EXERCISE BRIEF: Pictures do not belong in the copy. Return all of the entries exactly.

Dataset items
____________________

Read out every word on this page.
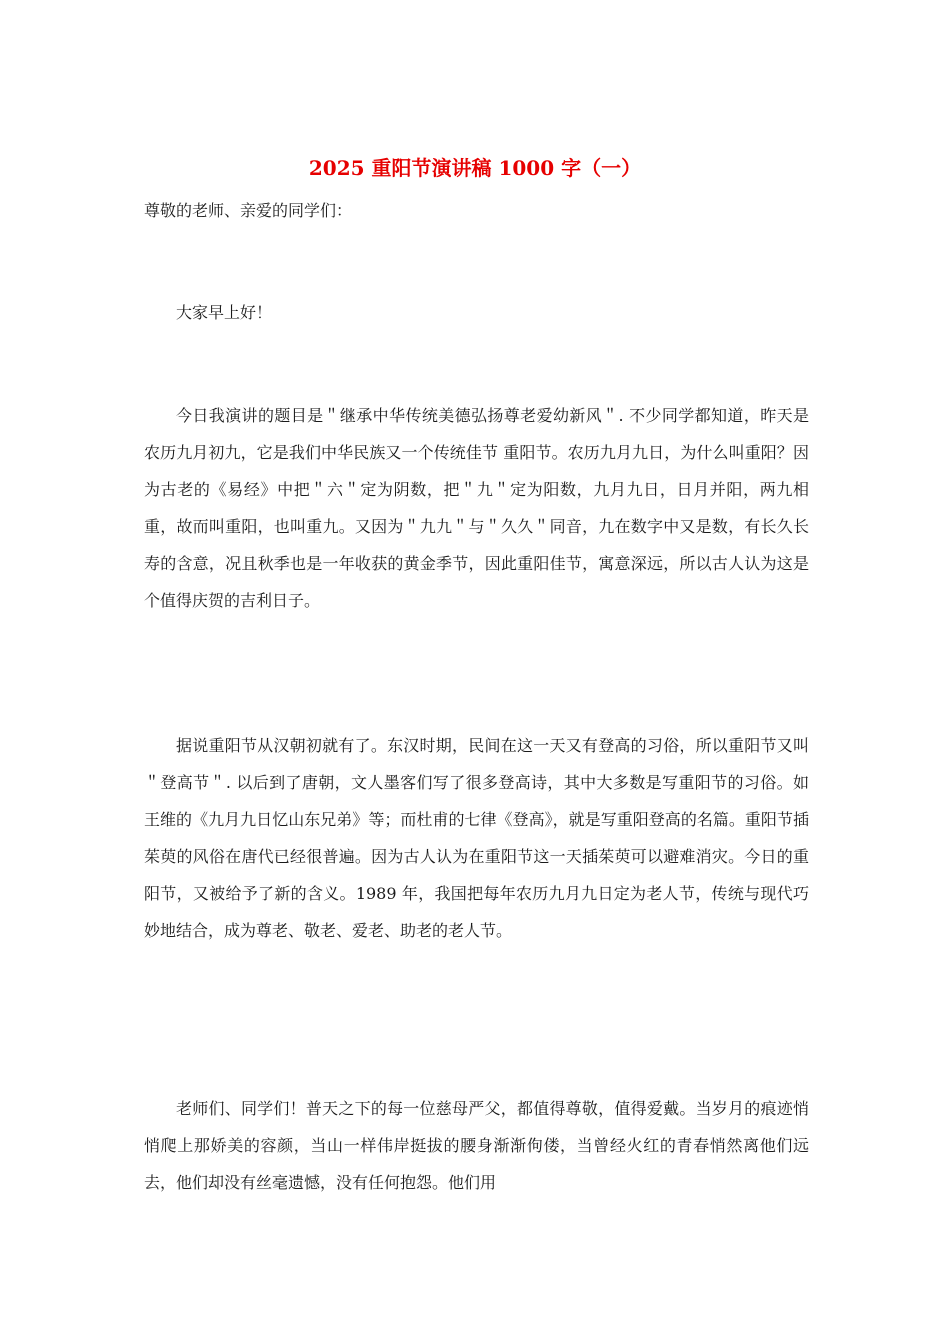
2025 重阳节演讲稿 1000 字（一）
尊敬的老师、亲爱的同学们：

大家早上好！

今日我演讲的题目是＂继承中华传统美德弘扬尊老爱幼新风＂. 不少同学都知道，昨天是农历九月初九，它是我们中华民族又一个传统佳节 重阳节。农历九月九日，为什么叫重阳？因为古老的《易经》中把＂六＂定为阴数，把＂九＂定为阳数，九月九日，日月并阳，两九相重，故而叫重阳，也叫重九。又因为＂九九＂与＂久久＂同音，九在数字中又是数，有长久长寿的含意，况且秋季也是一年收获的黄金季节，因此重阳佳节，寓意深远，所以古人认为这是个值得庆贺的吉利日子。

据说重阳节从汉朝初就有了。东汉时期，民间在这一天又有登高的习俗，所以重阳节又叫＂登高节＂. 以后到了唐朝，文人墨客们写了很多登高诗，其中大多数是写重阳节的习俗。如王维的《九月九日忆山东兄弟》等；而杜甫的七律《登高》，就是写重阳登高的名篇。重阳节插茱萸的风俗在唐代已经很普遍。因为古人认为在重阳节这一天插茱萸可以避难消灾。今日的重阳节，又被给予了新的含义。1989 年，我国把每年农历九月九日定为老人节，传统与现代巧妙地结合，成为尊老、敬老、爱老、助老的老人节。

老师们、同学们！普天之下的每一位慈母严父，都值得尊敬，值得爱戴。当岁月的痕迹悄悄爬上那娇美的容颜，当山一样伟岸挺拔的腰身渐渐佝偻，当曾经火红的青春悄然离他们远去，他们却没有丝毫遗憾，没有任何抱怨。他们用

____________________

THE SOLUTION:
Read out every word on this page.
2025 重阳节演讲稿 1000 字（一）
尊敬的老师、亲爱的同学们：

大家早上好！

今日我演讲的题目是＂继承中华传统美德弘扬尊老爱幼新风＂. 不少同学都知道，昨天是农历九月初九，它是我们中华民族又一个传统佳节 重阳节。农历九月九日，为什么叫重阳？因为古老的《易经》中把＂六＂定为阴数，把＂九＂定为阳数，九月九日，日月并阳，两九相重，故而叫重阳，也叫重九。又因为＂九九＂与＂久久＂同音，九在数字中又是数，有长久长寿的含意，况且秋季也是一年收获的黄金季节，因此重阳佳节，寓意深远，所以古人认为这是个值得庆贺的吉利日子。

据说重阳节从汉朝初就有了。东汉时期，民间在这一天又有登高的习俗，所以重阳节又叫＂登高节＂. 以后到了唐朝，文人墨客们写了很多登高诗，其中大多数是写重阳节的习俗。如王维的《九月九日忆山东兄弟》等；而杜甫的七律《登高》，就是写重阳登高的名篇。重阳节插茱萸的风俗在唐代已经很普遍。因为古人认为在重阳节这一天插茱萸可以避难消灾。今日的重阳节，又被给予了新的含义。1989 年，我国把每年农历九月九日定为老人节，传统与现代巧妙地结合，成为尊老、敬老、爱老、助老的老人节。

老师们、同学们！普天之下的每一位慈母严父，都值得尊敬，值得爱戴。当岁月的痕迹悄悄爬上那娇美的容颜，当山一样伟岸挺拔的腰身渐渐佝偻，当曾经火红的青春悄然离他们远去，他们却没有丝毫遗憾，没有任何抱怨。他们用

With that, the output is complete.